Gather the lines that hold the string "xlabel".

-- Start of Record set --

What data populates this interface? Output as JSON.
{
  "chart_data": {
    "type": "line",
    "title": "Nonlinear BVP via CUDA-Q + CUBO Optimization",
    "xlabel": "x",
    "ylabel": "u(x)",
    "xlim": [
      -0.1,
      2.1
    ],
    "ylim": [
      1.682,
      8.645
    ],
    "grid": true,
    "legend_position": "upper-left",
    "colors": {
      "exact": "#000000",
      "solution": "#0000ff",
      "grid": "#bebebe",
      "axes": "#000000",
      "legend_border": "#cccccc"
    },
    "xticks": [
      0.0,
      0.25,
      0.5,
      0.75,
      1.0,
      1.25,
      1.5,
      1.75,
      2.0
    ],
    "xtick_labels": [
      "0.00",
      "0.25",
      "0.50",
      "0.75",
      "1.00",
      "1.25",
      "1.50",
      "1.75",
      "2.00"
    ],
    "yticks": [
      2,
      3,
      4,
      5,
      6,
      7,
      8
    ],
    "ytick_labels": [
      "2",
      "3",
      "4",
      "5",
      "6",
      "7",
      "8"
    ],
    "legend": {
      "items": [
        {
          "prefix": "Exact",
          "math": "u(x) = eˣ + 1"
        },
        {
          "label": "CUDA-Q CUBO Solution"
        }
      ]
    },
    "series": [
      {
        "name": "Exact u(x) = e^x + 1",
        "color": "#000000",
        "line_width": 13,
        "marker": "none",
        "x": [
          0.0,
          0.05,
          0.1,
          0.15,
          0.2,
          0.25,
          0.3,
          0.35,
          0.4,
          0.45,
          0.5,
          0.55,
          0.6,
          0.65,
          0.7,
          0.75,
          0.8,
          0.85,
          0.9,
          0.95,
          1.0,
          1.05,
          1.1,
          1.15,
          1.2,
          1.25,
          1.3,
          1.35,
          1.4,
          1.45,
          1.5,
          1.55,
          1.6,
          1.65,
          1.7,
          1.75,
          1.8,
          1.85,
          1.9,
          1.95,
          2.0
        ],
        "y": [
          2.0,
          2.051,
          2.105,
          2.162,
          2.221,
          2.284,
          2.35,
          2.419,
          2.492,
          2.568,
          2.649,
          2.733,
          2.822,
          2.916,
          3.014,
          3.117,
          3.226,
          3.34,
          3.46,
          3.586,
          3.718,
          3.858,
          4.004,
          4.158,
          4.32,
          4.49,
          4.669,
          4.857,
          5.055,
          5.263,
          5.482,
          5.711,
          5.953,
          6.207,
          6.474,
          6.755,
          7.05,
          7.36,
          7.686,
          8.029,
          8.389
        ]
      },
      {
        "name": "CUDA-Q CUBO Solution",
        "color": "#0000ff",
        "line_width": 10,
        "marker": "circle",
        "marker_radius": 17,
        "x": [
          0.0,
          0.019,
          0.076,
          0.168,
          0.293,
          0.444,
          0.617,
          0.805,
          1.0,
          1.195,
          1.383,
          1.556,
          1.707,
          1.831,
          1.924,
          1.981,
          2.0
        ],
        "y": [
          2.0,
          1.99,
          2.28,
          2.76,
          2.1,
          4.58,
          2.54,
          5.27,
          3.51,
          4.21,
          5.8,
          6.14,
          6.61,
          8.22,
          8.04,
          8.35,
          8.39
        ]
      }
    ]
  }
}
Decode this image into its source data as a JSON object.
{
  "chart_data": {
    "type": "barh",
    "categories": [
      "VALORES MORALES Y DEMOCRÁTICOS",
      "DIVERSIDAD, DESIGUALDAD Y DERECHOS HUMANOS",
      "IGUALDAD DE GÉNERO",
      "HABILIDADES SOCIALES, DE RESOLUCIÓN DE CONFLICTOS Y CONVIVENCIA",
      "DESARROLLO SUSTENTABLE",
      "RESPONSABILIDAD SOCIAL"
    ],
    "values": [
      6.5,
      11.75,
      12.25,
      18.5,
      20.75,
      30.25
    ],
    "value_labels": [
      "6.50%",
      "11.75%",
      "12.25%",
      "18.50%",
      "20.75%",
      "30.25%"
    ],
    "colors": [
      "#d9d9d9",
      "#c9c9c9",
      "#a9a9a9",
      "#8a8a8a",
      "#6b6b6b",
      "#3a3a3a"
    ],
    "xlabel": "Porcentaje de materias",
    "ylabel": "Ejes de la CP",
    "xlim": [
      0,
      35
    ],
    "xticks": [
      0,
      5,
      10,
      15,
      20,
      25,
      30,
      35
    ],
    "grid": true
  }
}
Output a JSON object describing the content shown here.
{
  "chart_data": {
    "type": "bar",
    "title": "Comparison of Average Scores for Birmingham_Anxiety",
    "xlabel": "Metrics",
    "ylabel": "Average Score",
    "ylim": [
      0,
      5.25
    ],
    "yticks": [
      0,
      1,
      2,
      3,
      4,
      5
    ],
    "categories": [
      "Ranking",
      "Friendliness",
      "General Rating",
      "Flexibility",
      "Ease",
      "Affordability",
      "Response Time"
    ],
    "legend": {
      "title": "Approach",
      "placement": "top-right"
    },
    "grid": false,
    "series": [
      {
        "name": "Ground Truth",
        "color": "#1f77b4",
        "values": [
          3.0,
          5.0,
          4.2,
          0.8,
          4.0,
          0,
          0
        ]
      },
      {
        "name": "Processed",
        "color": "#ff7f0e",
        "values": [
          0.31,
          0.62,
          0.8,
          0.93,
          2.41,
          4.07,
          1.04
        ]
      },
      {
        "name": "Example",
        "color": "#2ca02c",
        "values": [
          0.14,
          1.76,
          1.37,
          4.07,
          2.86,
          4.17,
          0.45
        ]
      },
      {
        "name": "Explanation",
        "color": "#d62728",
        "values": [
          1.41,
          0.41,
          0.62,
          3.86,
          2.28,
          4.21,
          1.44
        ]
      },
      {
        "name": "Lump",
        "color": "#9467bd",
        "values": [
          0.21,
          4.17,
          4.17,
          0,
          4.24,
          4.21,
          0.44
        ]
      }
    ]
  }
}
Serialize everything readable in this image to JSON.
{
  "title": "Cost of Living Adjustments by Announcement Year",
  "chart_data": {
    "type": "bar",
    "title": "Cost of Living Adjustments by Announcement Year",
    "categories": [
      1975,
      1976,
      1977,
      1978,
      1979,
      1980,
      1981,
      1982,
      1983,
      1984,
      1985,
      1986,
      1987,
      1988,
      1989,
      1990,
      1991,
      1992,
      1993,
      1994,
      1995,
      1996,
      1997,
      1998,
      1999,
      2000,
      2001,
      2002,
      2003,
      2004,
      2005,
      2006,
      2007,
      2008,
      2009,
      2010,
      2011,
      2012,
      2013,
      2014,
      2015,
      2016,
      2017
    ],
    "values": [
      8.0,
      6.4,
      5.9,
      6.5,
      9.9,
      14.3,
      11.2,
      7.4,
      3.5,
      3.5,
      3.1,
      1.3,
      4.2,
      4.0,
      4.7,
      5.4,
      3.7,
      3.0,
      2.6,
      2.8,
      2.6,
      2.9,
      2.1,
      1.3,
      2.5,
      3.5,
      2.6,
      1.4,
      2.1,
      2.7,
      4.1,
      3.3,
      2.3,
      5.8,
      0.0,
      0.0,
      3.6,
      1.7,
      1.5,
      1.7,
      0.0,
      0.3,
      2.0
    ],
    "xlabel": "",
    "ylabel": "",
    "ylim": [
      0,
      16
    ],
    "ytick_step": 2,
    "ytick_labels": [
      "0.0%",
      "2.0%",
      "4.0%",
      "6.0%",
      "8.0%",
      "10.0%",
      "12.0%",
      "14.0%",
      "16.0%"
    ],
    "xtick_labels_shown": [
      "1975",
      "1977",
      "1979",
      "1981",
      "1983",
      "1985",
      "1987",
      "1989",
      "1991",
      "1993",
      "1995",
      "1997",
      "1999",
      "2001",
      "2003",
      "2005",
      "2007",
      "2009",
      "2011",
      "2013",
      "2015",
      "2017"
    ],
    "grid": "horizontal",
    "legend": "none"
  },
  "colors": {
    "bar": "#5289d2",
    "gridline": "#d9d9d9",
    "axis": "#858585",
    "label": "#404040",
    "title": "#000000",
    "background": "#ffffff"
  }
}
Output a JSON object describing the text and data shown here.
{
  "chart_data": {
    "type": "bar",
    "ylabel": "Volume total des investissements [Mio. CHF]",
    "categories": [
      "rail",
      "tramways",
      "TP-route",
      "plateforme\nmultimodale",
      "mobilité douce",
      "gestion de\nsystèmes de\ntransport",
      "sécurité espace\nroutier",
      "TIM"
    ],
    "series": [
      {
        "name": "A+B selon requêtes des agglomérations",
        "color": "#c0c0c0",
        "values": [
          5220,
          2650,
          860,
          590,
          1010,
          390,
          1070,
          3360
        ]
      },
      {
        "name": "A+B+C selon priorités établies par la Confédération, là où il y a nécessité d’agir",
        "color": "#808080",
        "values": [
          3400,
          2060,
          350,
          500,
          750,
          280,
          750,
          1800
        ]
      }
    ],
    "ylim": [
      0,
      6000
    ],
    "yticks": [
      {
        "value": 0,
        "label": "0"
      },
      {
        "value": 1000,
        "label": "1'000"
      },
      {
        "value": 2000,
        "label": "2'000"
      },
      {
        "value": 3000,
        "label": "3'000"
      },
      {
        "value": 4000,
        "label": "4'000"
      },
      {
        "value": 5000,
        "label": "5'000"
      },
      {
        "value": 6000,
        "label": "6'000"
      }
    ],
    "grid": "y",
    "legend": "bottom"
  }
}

-- End of Record set --

§ **Answer**
    "xlabel": "x",
    "xlabel": "Porcentaje de materias",
    "xlabel": "Metrics",
    "xlabel": "",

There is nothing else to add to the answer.